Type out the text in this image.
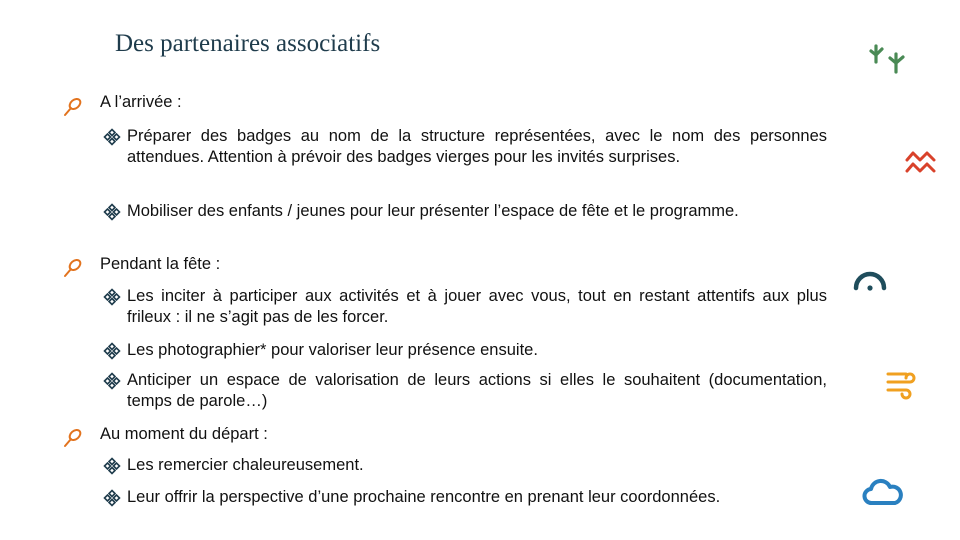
Des partenaires associatifs

A l’arrivée :

Préparer des badges au nom de la structure représentées, avec le nom des personnes attendues. Attention à prévoir des badges vierges pour les invités surprises.
Mobiliser des enfants / jeunes pour leur présenter l’espace de fête et le programme.

Pendant la fête :

Les inciter à participer aux activités et à jouer avec vous, tout en restant attentifs aux plus frileux : il ne s’agit pas de les forcer.
Les photographier* pour valoriser leur présence ensuite.
Anticiper un espace de valorisation de leurs actions si elles le souhaitent (documentation, temps de parole…)

Au moment du départ :

Les remercier chaleureusement.
Leur offrir la perspective d’une prochaine rencontre en prenant leur coordonnées.
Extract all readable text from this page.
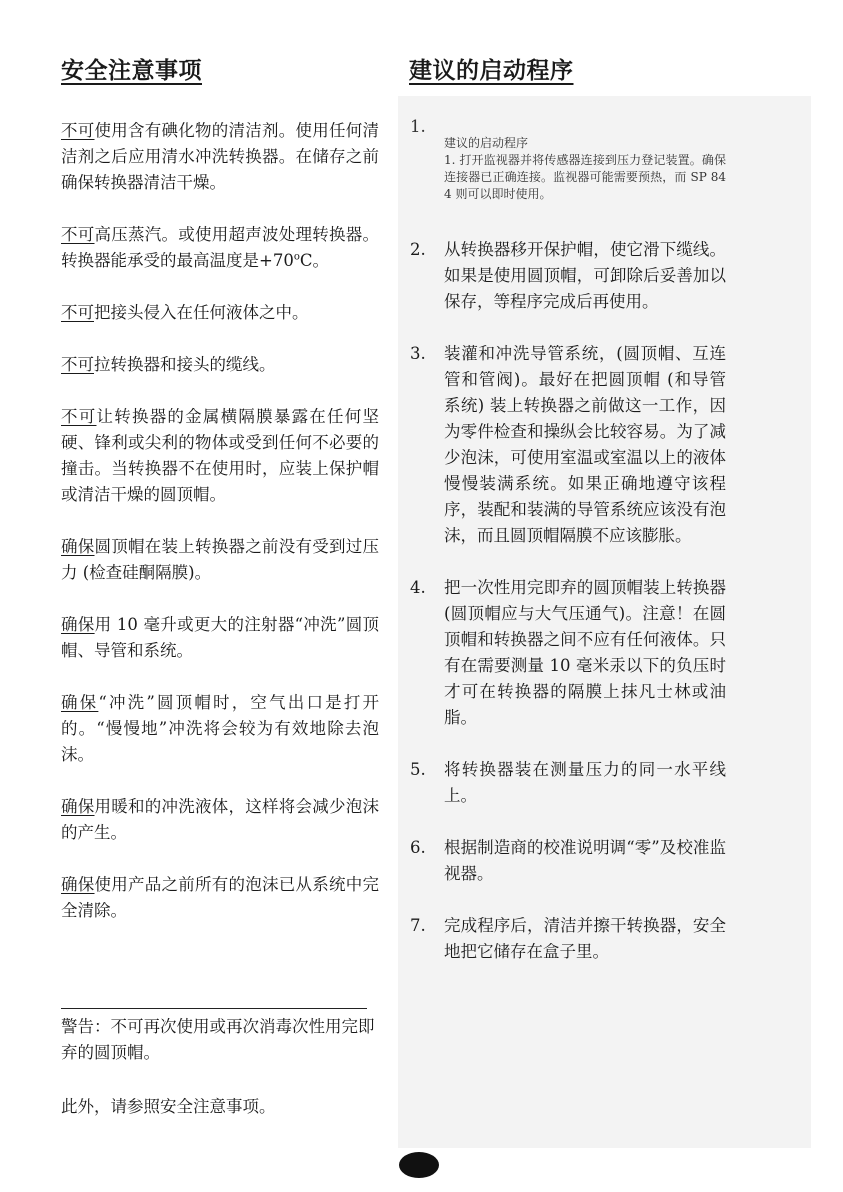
安全注意事项	建议的启动程序

不可使用含有碘化物的清洁剂。使用任何清洁剂之后应用清水冲洗转换器。在储存之前确保转换器清洁干燥。

不可高压蒸汽。或使用超声波处理转换器。转换器能承受的最高温度是$+70^oC$。

不可把接头侵入在任何液体之中。

不可拉转换器和接头的缆线。

不可让转换器的金属横隔膜暴露在任何坚硬、锋利或尖利的物体或受到任何不必要的撞击。当转换器不在使用时，应装上保护帽或清洁干燥的圆顶帽。

确保圆顶帽在装上转换器之前没有受到过压力 (检查硅酮隔膜)。

确保用 10 毫升或更大的注射器“冲洗”圆顶帽、导管和系统。

确保“冲洗”圆顶帽时，空气出口是打开的。“慢慢地”冲洗将会较为有效地除去泡沫。

确保用暖和的冲洗液体，这样将会减少泡沫的产生。

确保使用产品之前所有的泡沫已从系统中完全清除。

警告：不可再次使用或再次消毒次性用完即弃的圆顶帽。
此外，请参照安全注意事项。

1.
建议的启动程序
1. 打开监视器并将传感器连接到压力登记装置。确保连接器已正确连接。监视器可能需要预热，而 SP 844 则可以即时使用。

2. 从转换器移开保护帽，使它滑下缆线。如果是使用圆顶帽，可卸除后妥善加以保存，等程序完成后再使用。
3. 装灌和冲洗导管系统，(圆顶帽、互连管和管阀)。最好在把圆顶帽 (和导管系统) 装上转换器之前做这一工作，因为零件检查和操纵会比较容易。为了减少泡沫，可使用室温或室温以上的液体慢慢装满系统。如果正确地遵守该程序，装配和装满的导管系统应该没有泡沫，而且圆顶帽隔膜不应该膨胀。
4. 把一次性用完即弃的圆顶帽装上转换器 (圆顶帽应与大气压通气)。注意！在圆顶帽和转换器之间不应有任何液体。只有在需要测量 10 毫米汞以下的负压时才可在转换器的隔膜上抹凡士林或油脂。
5. 将转换器装在测量压力的同一水平线上。
6. 根据制造商的校准说明调“零”及校准监视器。
7. 完成程序后，清洁并擦干转换器，安全地把它储存在盒子里。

Task description:
Copy out each line of the data where the string "pour" appears.

Full output:
Préparer des badges au nom de la structure représentées, avec le nom des personnes attendues. Attention à prévoir des badges vierges pour les invités surprises.
Mobiliser des enfants / jeunes pour leur présenter l’espace de fête et le programme.
Les photographier* pour valoriser leur présence ensuite.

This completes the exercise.